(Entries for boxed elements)
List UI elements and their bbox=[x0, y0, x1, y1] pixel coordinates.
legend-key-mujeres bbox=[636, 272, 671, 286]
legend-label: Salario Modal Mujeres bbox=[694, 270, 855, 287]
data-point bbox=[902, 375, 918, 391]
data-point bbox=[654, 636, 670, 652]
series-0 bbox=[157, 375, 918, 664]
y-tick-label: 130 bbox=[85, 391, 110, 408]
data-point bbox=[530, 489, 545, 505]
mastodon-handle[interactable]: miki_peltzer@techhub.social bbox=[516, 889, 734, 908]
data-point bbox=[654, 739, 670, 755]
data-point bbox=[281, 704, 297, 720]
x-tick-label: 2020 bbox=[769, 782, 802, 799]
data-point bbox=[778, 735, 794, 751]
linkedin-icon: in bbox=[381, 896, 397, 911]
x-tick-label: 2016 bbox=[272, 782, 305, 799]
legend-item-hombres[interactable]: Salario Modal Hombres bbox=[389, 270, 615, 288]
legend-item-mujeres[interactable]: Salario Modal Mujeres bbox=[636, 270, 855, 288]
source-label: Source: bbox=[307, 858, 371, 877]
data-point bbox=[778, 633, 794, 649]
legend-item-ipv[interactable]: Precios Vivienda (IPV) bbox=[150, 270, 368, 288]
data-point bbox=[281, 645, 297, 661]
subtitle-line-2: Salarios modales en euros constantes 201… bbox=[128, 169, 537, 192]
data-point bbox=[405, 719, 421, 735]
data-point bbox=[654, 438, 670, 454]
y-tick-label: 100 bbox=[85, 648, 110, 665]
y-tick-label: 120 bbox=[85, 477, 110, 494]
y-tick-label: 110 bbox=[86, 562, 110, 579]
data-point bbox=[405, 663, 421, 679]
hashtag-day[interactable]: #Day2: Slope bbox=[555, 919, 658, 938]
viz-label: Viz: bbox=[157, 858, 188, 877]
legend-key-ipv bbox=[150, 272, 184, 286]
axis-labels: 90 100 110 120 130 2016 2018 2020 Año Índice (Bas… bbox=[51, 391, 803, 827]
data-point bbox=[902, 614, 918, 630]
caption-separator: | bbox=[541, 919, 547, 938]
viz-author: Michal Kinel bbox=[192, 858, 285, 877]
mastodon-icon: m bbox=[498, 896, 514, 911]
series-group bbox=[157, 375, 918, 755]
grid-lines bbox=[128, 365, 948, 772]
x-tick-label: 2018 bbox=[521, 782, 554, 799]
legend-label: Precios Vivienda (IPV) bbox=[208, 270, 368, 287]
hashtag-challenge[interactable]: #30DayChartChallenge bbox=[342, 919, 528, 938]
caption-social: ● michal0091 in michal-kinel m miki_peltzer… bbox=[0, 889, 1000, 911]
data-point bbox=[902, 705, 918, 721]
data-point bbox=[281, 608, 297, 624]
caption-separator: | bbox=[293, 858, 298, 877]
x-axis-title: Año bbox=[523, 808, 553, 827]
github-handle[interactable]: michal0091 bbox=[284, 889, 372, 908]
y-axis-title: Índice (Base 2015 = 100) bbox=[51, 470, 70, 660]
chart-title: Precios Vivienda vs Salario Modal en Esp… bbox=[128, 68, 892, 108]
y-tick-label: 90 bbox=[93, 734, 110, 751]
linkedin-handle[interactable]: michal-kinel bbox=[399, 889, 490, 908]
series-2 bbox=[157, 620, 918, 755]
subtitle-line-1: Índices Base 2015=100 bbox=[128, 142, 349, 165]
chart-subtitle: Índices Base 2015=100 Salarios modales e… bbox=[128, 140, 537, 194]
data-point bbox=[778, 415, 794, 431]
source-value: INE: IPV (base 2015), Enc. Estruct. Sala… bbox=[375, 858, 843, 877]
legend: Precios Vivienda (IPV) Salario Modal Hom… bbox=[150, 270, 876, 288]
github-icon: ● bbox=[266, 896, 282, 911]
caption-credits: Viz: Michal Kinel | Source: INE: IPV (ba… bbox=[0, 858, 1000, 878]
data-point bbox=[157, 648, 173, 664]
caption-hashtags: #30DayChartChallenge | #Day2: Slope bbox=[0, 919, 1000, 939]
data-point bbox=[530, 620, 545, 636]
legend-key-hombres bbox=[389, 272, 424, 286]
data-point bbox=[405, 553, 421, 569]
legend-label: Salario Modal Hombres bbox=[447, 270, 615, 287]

What you are asked to do
Please render every line of the material above as a numbered list, leaving out any blank lines.

The output
1. List UI elements and their bbox=[x0, y0, x1, y1] pixel coordinates.
2. legend-key-mujeres bbox=[636, 272, 671, 286]
3. legend-label: Salario Modal Mujeres bbox=[694, 270, 855, 287]
4. data-point bbox=[902, 375, 918, 391]
5. data-point bbox=[654, 636, 670, 652]
6. series-0 bbox=[157, 375, 918, 664]
7. y-tick-label: 130 bbox=[85, 391, 110, 408]
8. data-point bbox=[530, 489, 545, 505]
9. mastodon-handle[interactable]: miki_peltzer@techhub.social bbox=[516, 889, 734, 908]
10. data-point bbox=[654, 739, 670, 755]
11. data-point bbox=[281, 704, 297, 720]
12. x-tick-label: 2020 bbox=[769, 782, 802, 799]
13. data-point bbox=[778, 735, 794, 751]
14. linkedin-icon: in bbox=[381, 896, 397, 911]
15. x-tick-label: 2016 bbox=[272, 782, 305, 799]
16. legend-item-hombres[interactable]: Salario Modal Hombres bbox=[389, 270, 615, 288]
17. legend-item-mujeres[interactable]: Salario Modal Mujeres bbox=[636, 270, 855, 288]
18. source-label: Source: bbox=[307, 858, 371, 877]
19. data-point bbox=[778, 633, 794, 649]
20. legend-item-ipv[interactable]: Precios Vivienda (IPV) bbox=[150, 270, 368, 288]
21. data-point bbox=[281, 645, 297, 661]
22. subtitle-line-2: Salarios modales en euros constantes 201… bbox=[128, 169, 537, 192]
23. data-point bbox=[405, 719, 421, 735]
24. data-point bbox=[654, 438, 670, 454]
25. y-tick-label: 100 bbox=[85, 648, 110, 665]
26. y-tick-label: 120 bbox=[85, 477, 110, 494]
27. y-tick-label: 110 bbox=[86, 562, 110, 579]
28. data-point bbox=[405, 663, 421, 679]
29. hashtag-day[interactable]: #Day2: Slope bbox=[555, 919, 658, 938]
30. viz-label: Viz: bbox=[157, 858, 188, 877]
31. legend-key-ipv bbox=[150, 272, 184, 286]
32. axis-labels: 90 100 110 120 130 2016 2018 2020 Año Índice (Bas… bbox=[51, 391, 803, 827]
33. data-point bbox=[902, 614, 918, 630]
34. caption-separator: | bbox=[541, 919, 547, 938]
35. viz-author: Michal Kinel bbox=[192, 858, 285, 877]
36. mastodon-icon: m bbox=[498, 896, 514, 911]
37. series-group bbox=[157, 375, 918, 755]
38. grid-lines bbox=[128, 365, 948, 772]
39. x-tick-label: 2018 bbox=[521, 782, 554, 799]
40. legend-label: Precios Vivienda (IPV) bbox=[208, 270, 368, 287]
41. hashtag-challenge[interactable]: #30DayChartChallenge bbox=[342, 919, 528, 938]
42. caption-social: ● michal0091 in michal-kinel m miki_peltzer… bbox=[0, 889, 1000, 911]
43. data-point bbox=[902, 705, 918, 721]
44. data-point bbox=[281, 608, 297, 624]
45. caption-separator: | bbox=[293, 858, 298, 877]
46. x-axis-title: Año bbox=[523, 808, 553, 827]
47. github-handle[interactable]: michal0091 bbox=[284, 889, 372, 908]
48. y-axis-title: Índice (Base 2015 = 100) bbox=[51, 470, 70, 660]
49. chart-title: Precios Vivienda vs Salario Modal en Esp… bbox=[128, 68, 892, 108]
50. y-tick-label: 90 bbox=[93, 734, 110, 751]
51. linkedin-handle[interactable]: michal-kinel bbox=[399, 889, 490, 908]
52. series-2 bbox=[157, 620, 918, 755]
53. subtitle-line-1: Índices Base 2015=100 bbox=[128, 142, 349, 165]
54. chart-subtitle: Índices Base 2015=100 Salarios modales e… bbox=[128, 140, 537, 194]
55. data-point bbox=[778, 415, 794, 431]
56. source-value: INE: IPV (base 2015), Enc. Estruct. Sala… bbox=[375, 858, 843, 877]
57. legend: Precios Vivienda (IPV) Salario Modal Hom… bbox=[150, 270, 876, 288]
58. github-icon: ● bbox=[266, 896, 282, 911]
59. caption-credits: Viz: Michal Kinel | Source: INE: IPV (ba… bbox=[0, 858, 1000, 878]
60. data-point bbox=[157, 648, 173, 664]
61. caption-hashtags: #30DayChartChallenge | #Day2: Slope bbox=[0, 919, 1000, 939]
62. data-point bbox=[530, 620, 545, 636]
63. legend-key-hombres bbox=[389, 272, 424, 286]
64. data-point bbox=[405, 553, 421, 569]
65. legend-label: Salario Modal Hombres bbox=[447, 270, 615, 287]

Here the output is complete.